▸ Problem to solve: Count how many lines hold the string "flag". Give that number alone.

▸ Records for the exercise:
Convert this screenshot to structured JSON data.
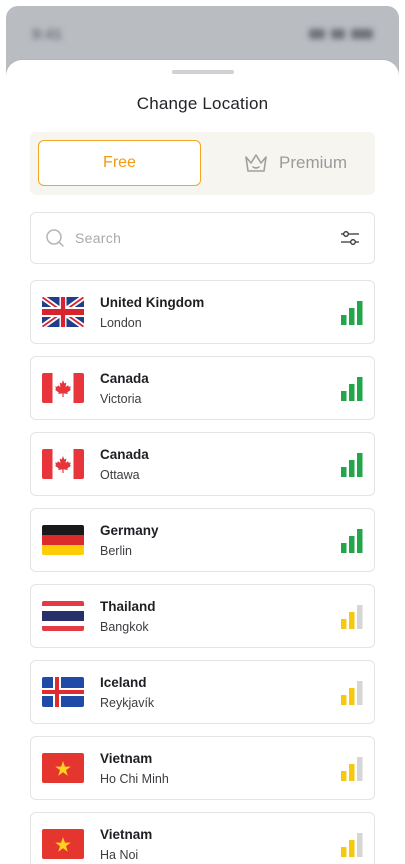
{
  "status_bar": {
    "time": "9:41"
  },
  "sheet": {
    "title": "Change Location"
  },
  "tabs": {
    "free_label": "Free",
    "premium_label": "Premium",
    "active": "free"
  },
  "search": {
    "placeholder": "Search",
    "value": ""
  },
  "colors": {
    "accent": "#f29a12",
    "signal_strong": "#22a64a",
    "signal_medium": "#f6c90e",
    "signal_empty": "#d6d6d6"
  },
  "locations": [
    {
      "country": "United Kingdom",
      "city": "London",
      "flag": "uk-flag",
      "signal_bars": 3,
      "signal_level": "strong"
    },
    {
      "country": "Canada",
      "city": "Victoria",
      "flag": "canada-flag",
      "signal_bars": 3,
      "signal_level": "strong"
    },
    {
      "country": "Canada",
      "city": "Ottawa",
      "flag": "canada-flag",
      "signal_bars": 3,
      "signal_level": "strong"
    },
    {
      "country": "Germany",
      "city": "Berlin",
      "flag": "germany-flag",
      "signal_bars": 3,
      "signal_level": "strong"
    },
    {
      "country": "Thailand",
      "city": "Bangkok",
      "flag": "thailand-flag",
      "signal_bars": 2,
      "signal_level": "medium"
    },
    {
      "country": "Iceland",
      "city": "Reykjavík",
      "flag": "iceland-flag",
      "signal_bars": 2,
      "signal_level": "medium"
    },
    {
      "country": "Vietnam",
      "city": "Ho Chi Minh",
      "flag": "vietnam-flag",
      "signal_bars": 2,
      "signal_level": "medium"
    },
    {
      "country": "Vietnam",
      "city": "Ha Noi",
      "flag": "vietnam-flag",
      "signal_bars": 2,
      "signal_level": "medium"
    }
  ]
}
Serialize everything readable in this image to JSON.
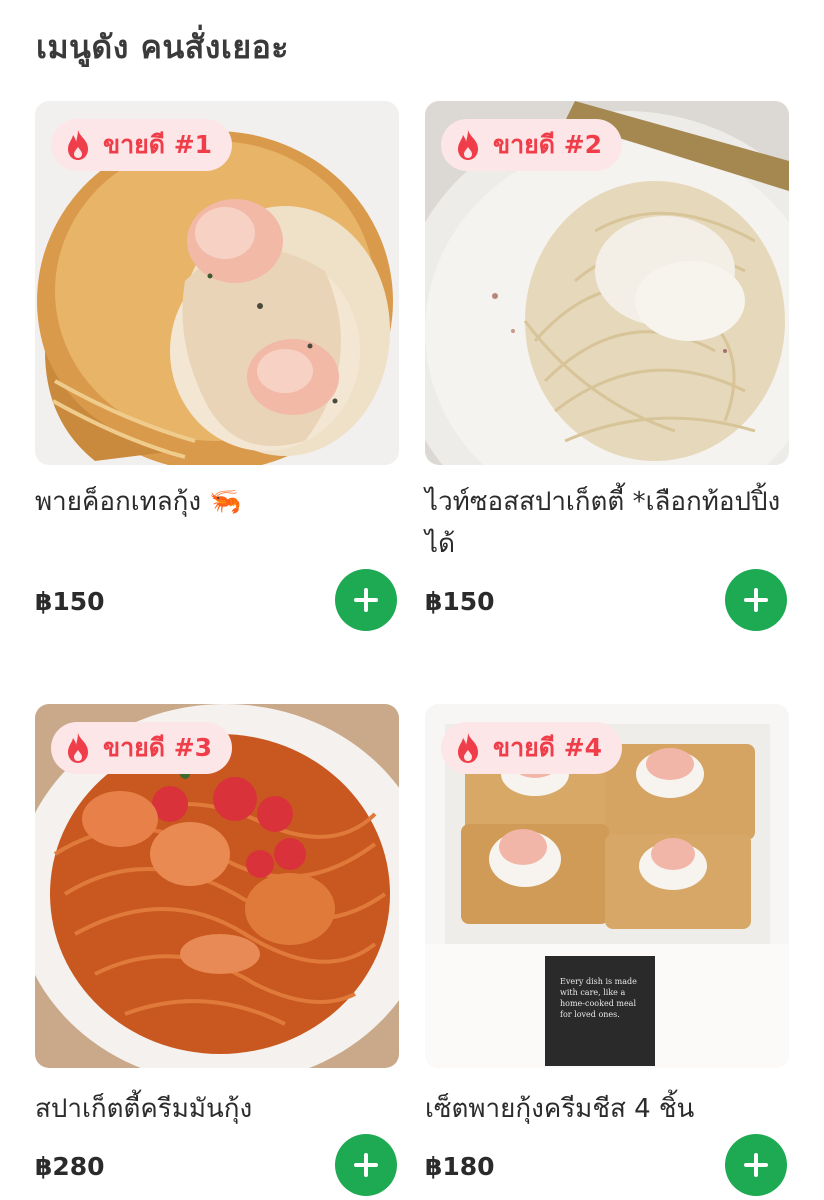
{
  "section": {
    "title": "เมนูดัง คนสั่งเยอะ"
  },
  "products": [
    {
      "badge": "ขายดี #1",
      "name": "พายค็อกเทลกุ้ง 🦐",
      "price": "฿150"
    },
    {
      "badge": "ขายดี #2",
      "name": "ไวท์ซอสสปาเก็ตตี้ *เลือกท้อปปิ้งได้",
      "price": "฿150"
    },
    {
      "badge": "ขายดี #3",
      "name": "สปาเก็ตตี้ครีมมันกุ้ง",
      "price": "฿280"
    },
    {
      "badge": "ขายดี #4",
      "name": "เซ็ตพายกุ้งครีมชีส 4 ชิ้น",
      "price": "฿180"
    }
  ],
  "box_text": "Every dish is made with care, like a home-cooked meal for loved ones.",
  "icons": {
    "badge": "fire-icon",
    "add": "plus-icon"
  },
  "colors": {
    "badge_bg": "#fde6e7",
    "badge_text": "#ef3e4a",
    "add_button": "#1eaa52",
    "text": "#2b2b2b"
  }
}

▸ The reply: 8